__Exercise instructions__: Print every entry word for word, but omit the pictures.

__Data entries__:

● ● ● ● ●

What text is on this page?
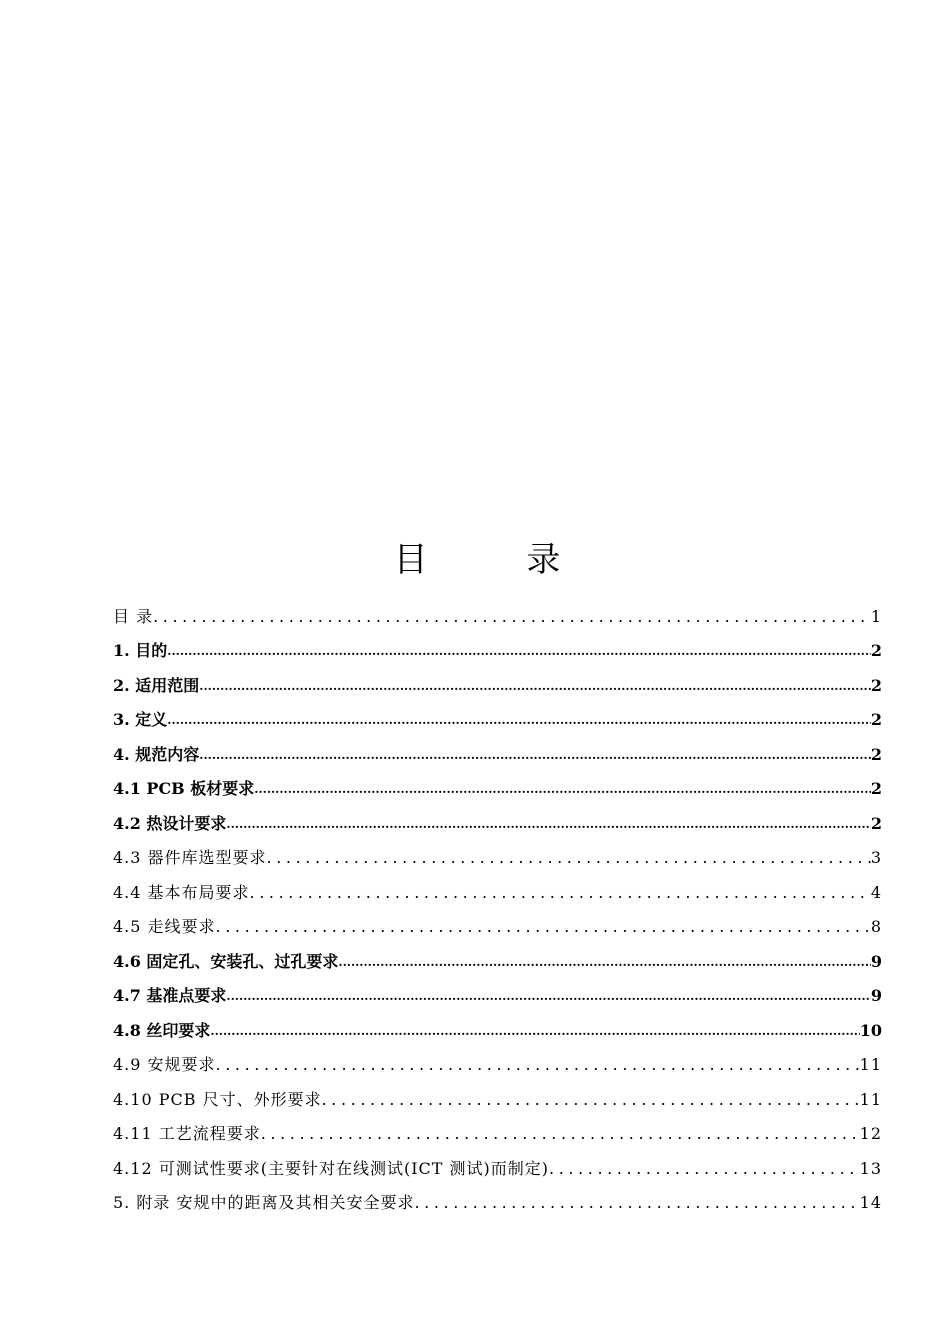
目 录
目 录 .....	1
1. 目的 .....	2
2. 适用范围 .....	2
3. 定义 .....	2
4. 规范内容 .....	2
4.1 PCB 板材要求 .....	2
4.2 热设计要求 .....	2
4.3 器件库选型要求 .....	3
4.4 基本布局要求 .....	4
4.5 走线要求 .....	8
4.6 固定孔、安装孔、过孔要求 .....	9
4.7 基准点要求 .....	9
4.8 丝印要求 .....	10
4.9 安规要求 .....	11
4.10 PCB 尺寸、外形要求 .....	11
4.11 工艺流程要求 .....	12
4.12 可测试性要求(主要针对在线测试(ICT 测试)而制定) .....	13
5. 附录 安规中的距离及其相关安全要求 .....	14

● ● ● ● ●

__Exercise output__:
What text is on this page?
目 录
目 录 .....	1
1. 目的 .....	2
2. 适用范围 .....	2
3. 定义 .....	2
4. 规范内容 .....	2
4.1 PCB 板材要求 .....	2
4.2 热设计要求 .....	2
4.3 器件库选型要求 .....	3
4.4 基本布局要求 .....	4
4.5 走线要求 .....	8
4.6 固定孔、安装孔、过孔要求 .....	9
4.7 基准点要求 .....	9
4.8 丝印要求 .....	10
4.9 安规要求 .....	11
4.10 PCB 尺寸、外形要求 .....	11
4.11 工艺流程要求 .....	12
4.12 可测试性要求(主要针对在线测试(ICT 测试)而制定) .....	13
5. 附录 安规中的距离及其相关安全要求 .....	14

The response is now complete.